• _Your objective_
Copy out every row below word for word, but leave the pictures out of your copy.

[Element box rows]
+===+

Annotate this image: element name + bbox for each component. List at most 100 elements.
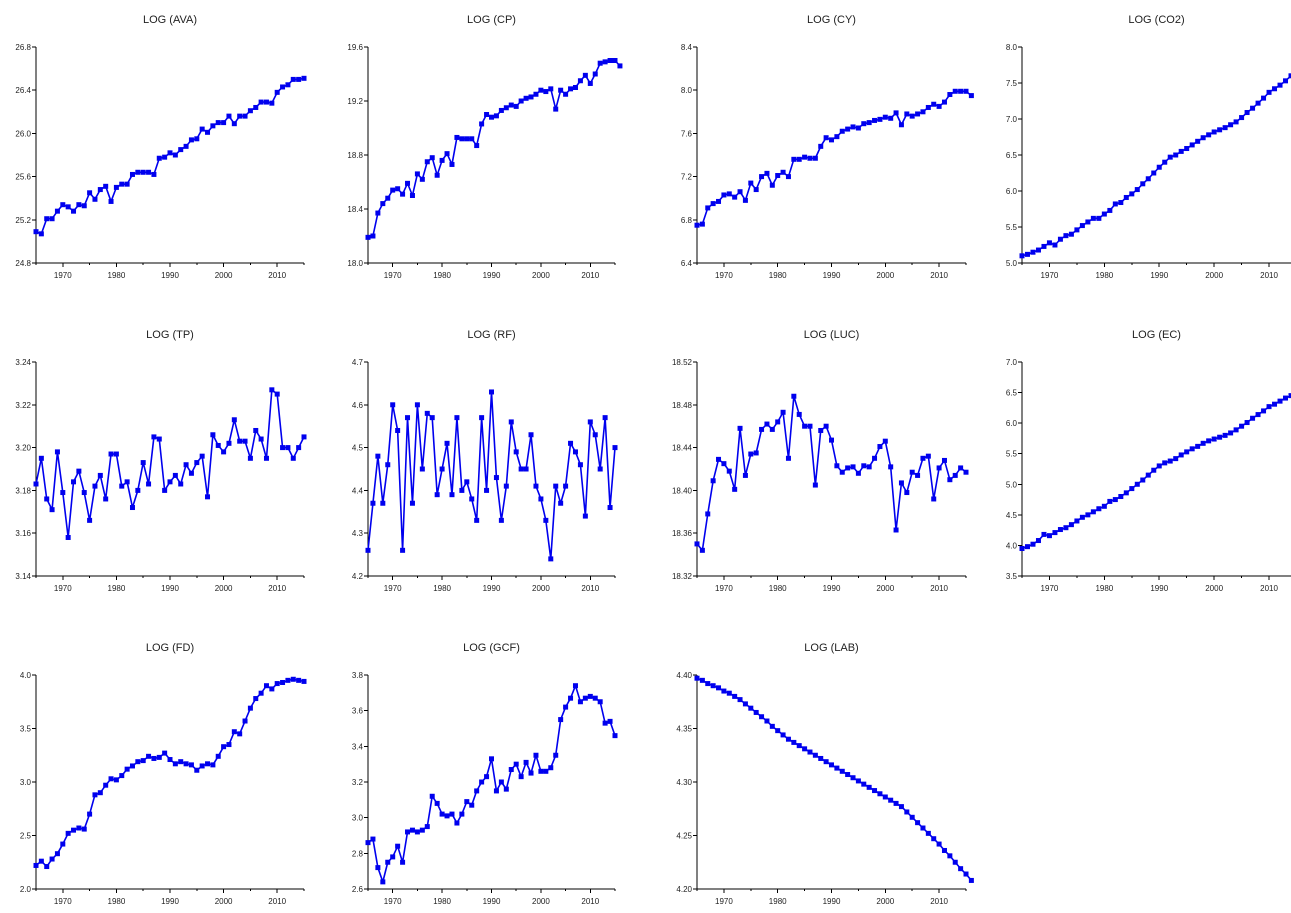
x-tick-label: 1990: [823, 584, 841, 593]
data-point: [135, 169, 141, 175]
y-tick-label: 26.4: [15, 86, 31, 95]
series-line: [696, 395, 967, 552]
data-point: [732, 486, 738, 492]
x-tick-label: 2000: [215, 897, 233, 906]
data-point: [459, 487, 465, 493]
data-point: [449, 811, 455, 817]
chart-panel: LOG (CP) 18.0 18.4 18.8 19.2 19.6 1970 1980 1990…: [347, 14, 623, 280]
data-point: [963, 469, 969, 475]
data-point: [518, 98, 524, 104]
data-point: [484, 774, 490, 780]
data-point: [146, 481, 152, 487]
series-line: [696, 90, 972, 226]
x-tick-label: 2010: [930, 897, 948, 906]
data-point: [119, 483, 125, 489]
data-point: [769, 426, 775, 432]
data-point: [1255, 100, 1261, 106]
chart-title: LOG (FD): [146, 642, 194, 654]
chart-panel: LOG (EC) 3.5 4.0 4.5 5.0 5.5 6.0 6.5 7.0 1970 1980…: [1006, 329, 1291, 593]
x-tick-label: 2000: [532, 584, 550, 593]
data-point: [882, 114, 888, 120]
data-point: [775, 728, 781, 734]
data-point: [194, 136, 200, 142]
data-point: [716, 685, 722, 691]
y-tick-label: 5.0: [1006, 259, 1018, 268]
data-point: [587, 419, 593, 425]
data-point: [385, 195, 391, 201]
data-point: [237, 731, 243, 737]
y-tick-label: 5.5: [1006, 450, 1018, 459]
data-point: [1118, 494, 1124, 500]
data-point: [963, 871, 969, 877]
data-point: [269, 686, 275, 692]
data-point: [1041, 243, 1047, 249]
data-point: [1074, 518, 1080, 524]
data-point: [737, 697, 743, 703]
x-tick-label: 1970: [54, 271, 72, 280]
data-point: [748, 705, 754, 711]
data-point: [1189, 142, 1195, 148]
y-tick-label: 7.6: [681, 129, 693, 138]
data-point: [812, 752, 818, 758]
data-point: [796, 411, 802, 417]
data-point: [454, 415, 460, 421]
data-point: [183, 462, 189, 468]
data-point: [553, 106, 559, 112]
y-tick-label: 4.2: [352, 572, 364, 581]
data-point: [785, 455, 791, 461]
data-point: [710, 201, 716, 207]
chart-panel: LOG (LUC) 18.32 18.36 18.40 18.44 18.48 18.52 1…: [672, 329, 969, 593]
data-point: [242, 113, 248, 119]
series-line: [367, 59, 621, 239]
data-point: [205, 129, 211, 135]
x-tick-label: 1970: [715, 584, 733, 593]
data-point: [424, 824, 430, 830]
data-point: [1288, 393, 1291, 399]
data-point: [469, 802, 475, 808]
data-point: [390, 187, 396, 193]
data-point: [444, 151, 450, 157]
data-point: [1244, 420, 1250, 426]
data-point: [269, 100, 275, 106]
y-tick-label: 3.14: [15, 572, 31, 581]
data-point: [893, 110, 899, 116]
y-tick-label: 18.36: [672, 529, 693, 538]
data-point: [290, 76, 296, 82]
data-point: [459, 136, 465, 142]
data-point: [920, 455, 926, 461]
data-point: [1134, 481, 1140, 487]
data-point: [400, 859, 406, 865]
data-point: [1101, 503, 1107, 509]
data-point: [764, 718, 770, 724]
data-point: [226, 742, 232, 748]
data-point: [893, 527, 899, 533]
data-point: [258, 99, 264, 105]
data-point: [866, 784, 872, 790]
data-point: [205, 494, 211, 500]
data-point: [409, 827, 415, 833]
y-tick-label: 3.22: [15, 401, 31, 410]
data-point: [444, 813, 450, 819]
data-point: [385, 859, 391, 865]
chart-title: LOG (RF): [467, 329, 515, 341]
data-point: [936, 465, 942, 471]
data-point: [375, 210, 381, 216]
data-point: [1090, 215, 1096, 221]
data-point: [1019, 545, 1025, 551]
data-point: [872, 117, 878, 123]
data-point: [694, 675, 700, 681]
y-tick-label: 2.8: [352, 849, 364, 858]
data-point: [409, 193, 415, 198]
data-point: [1211, 129, 1217, 135]
data-point: [1079, 223, 1085, 229]
data-point: [242, 718, 248, 724]
data-point: [577, 699, 583, 705]
data-point: [493, 788, 499, 794]
chart-title: LOG (TP): [146, 329, 194, 341]
data-point: [484, 112, 490, 117]
data-point: [721, 192, 727, 198]
data-point: [162, 487, 168, 493]
data-point: [87, 517, 93, 523]
data-point: [71, 208, 77, 214]
data-point: [493, 475, 499, 481]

+===+

• _Solution for this exercise_
Annotate this image: element name + bbox for each component. List at most 100 elements.
x-tick-label: 1990: [823, 584, 841, 593]
data-point: [135, 169, 141, 175]
y-tick-label: 26.4: [15, 86, 31, 95]
series-line: [696, 395, 967, 552]
data-point: [732, 486, 738, 492]
x-tick-label: 2000: [215, 897, 233, 906]
data-point: [459, 487, 465, 493]
data-point: [449, 811, 455, 817]
chart-panel: LOG (CP) 18.0 18.4 18.8 19.2 19.6 1970 1980 1990…: [347, 14, 623, 280]
data-point: [963, 469, 969, 475]
data-point: [518, 98, 524, 104]
data-point: [484, 774, 490, 780]
data-point: [146, 481, 152, 487]
series-line: [696, 90, 972, 226]
x-tick-label: 2010: [930, 897, 948, 906]
data-point: [119, 483, 125, 489]
data-point: [769, 426, 775, 432]
data-point: [1255, 100, 1261, 106]
chart-title: LOG (FD): [146, 642, 194, 654]
chart-panel: LOG (EC) 3.5 4.0 4.5 5.0 5.5 6.0 6.5 7.0 1970 1980…: [1006, 329, 1291, 593]
x-tick-label: 2000: [532, 584, 550, 593]
data-point: [882, 114, 888, 120]
data-point: [775, 728, 781, 734]
data-point: [194, 136, 200, 142]
data-point: [716, 685, 722, 691]
y-tick-label: 5.0: [1006, 259, 1018, 268]
data-point: [587, 419, 593, 425]
data-point: [385, 195, 391, 201]
data-point: [237, 731, 243, 737]
y-tick-label: 5.5: [1006, 450, 1018, 459]
data-point: [1118, 494, 1124, 500]
data-point: [963, 871, 969, 877]
data-point: [269, 686, 275, 692]
data-point: [1041, 243, 1047, 249]
data-point: [1074, 518, 1080, 524]
data-point: [737, 697, 743, 703]
x-tick-label: 1970: [54, 271, 72, 280]
data-point: [748, 705, 754, 711]
data-point: [1189, 142, 1195, 148]
y-tick-label: 7.6: [681, 129, 693, 138]
data-point: [812, 752, 818, 758]
data-point: [796, 411, 802, 417]
data-point: [454, 415, 460, 421]
data-point: [183, 462, 189, 468]
data-point: [553, 106, 559, 112]
y-tick-label: 4.2: [352, 572, 364, 581]
data-point: [785, 455, 791, 461]
data-point: [710, 201, 716, 207]
chart-panel: LOG (LUC) 18.32 18.36 18.40 18.44 18.48 18.52 1…: [672, 329, 969, 593]
data-point: [242, 113, 248, 119]
series-line: [367, 59, 621, 239]
data-point: [205, 129, 211, 135]
x-tick-label: 1970: [715, 584, 733, 593]
data-point: [424, 824, 430, 830]
data-point: [1288, 393, 1291, 399]
data-point: [469, 802, 475, 808]
data-point: [390, 187, 396, 193]
data-point: [444, 151, 450, 157]
data-point: [1244, 420, 1250, 426]
data-point: [269, 100, 275, 106]
y-tick-label: 3.14: [15, 572, 31, 581]
data-point: [893, 110, 899, 116]
y-tick-label: 18.36: [672, 529, 693, 538]
data-point: [290, 76, 296, 82]
data-point: [459, 136, 465, 142]
data-point: [920, 455, 926, 461]
data-point: [1134, 481, 1140, 487]
data-point: [400, 859, 406, 865]
data-point: [1101, 503, 1107, 509]
data-point: [764, 718, 770, 724]
data-point: [226, 742, 232, 748]
data-point: [893, 527, 899, 533]
data-point: [258, 99, 264, 105]
data-point: [866, 784, 872, 790]
data-point: [205, 494, 211, 500]
data-point: [409, 827, 415, 833]
y-tick-label: 3.22: [15, 401, 31, 410]
data-point: [444, 813, 450, 819]
data-point: [385, 859, 391, 865]
chart-title: LOG (RF): [467, 329, 515, 341]
data-point: [936, 465, 942, 471]
data-point: [375, 210, 381, 216]
data-point: [1090, 215, 1096, 221]
data-point: [1019, 545, 1025, 551]
data-point: [872, 117, 878, 123]
data-point: [694, 675, 700, 681]
y-tick-label: 2.8: [352, 849, 364, 858]
data-point: [409, 193, 415, 198]
data-point: [1211, 129, 1217, 135]
data-point: [1079, 223, 1085, 229]
data-point: [242, 718, 248, 724]
data-point: [577, 699, 583, 705]
data-point: [493, 788, 499, 794]
chart-title: LOG (TP): [146, 329, 194, 341]
data-point: [484, 112, 490, 117]
data-point: [721, 192, 727, 198]
data-point: [162, 487, 168, 493]
data-point: [87, 517, 93, 523]
data-point: [71, 208, 77, 214]
data-point: [493, 475, 499, 481]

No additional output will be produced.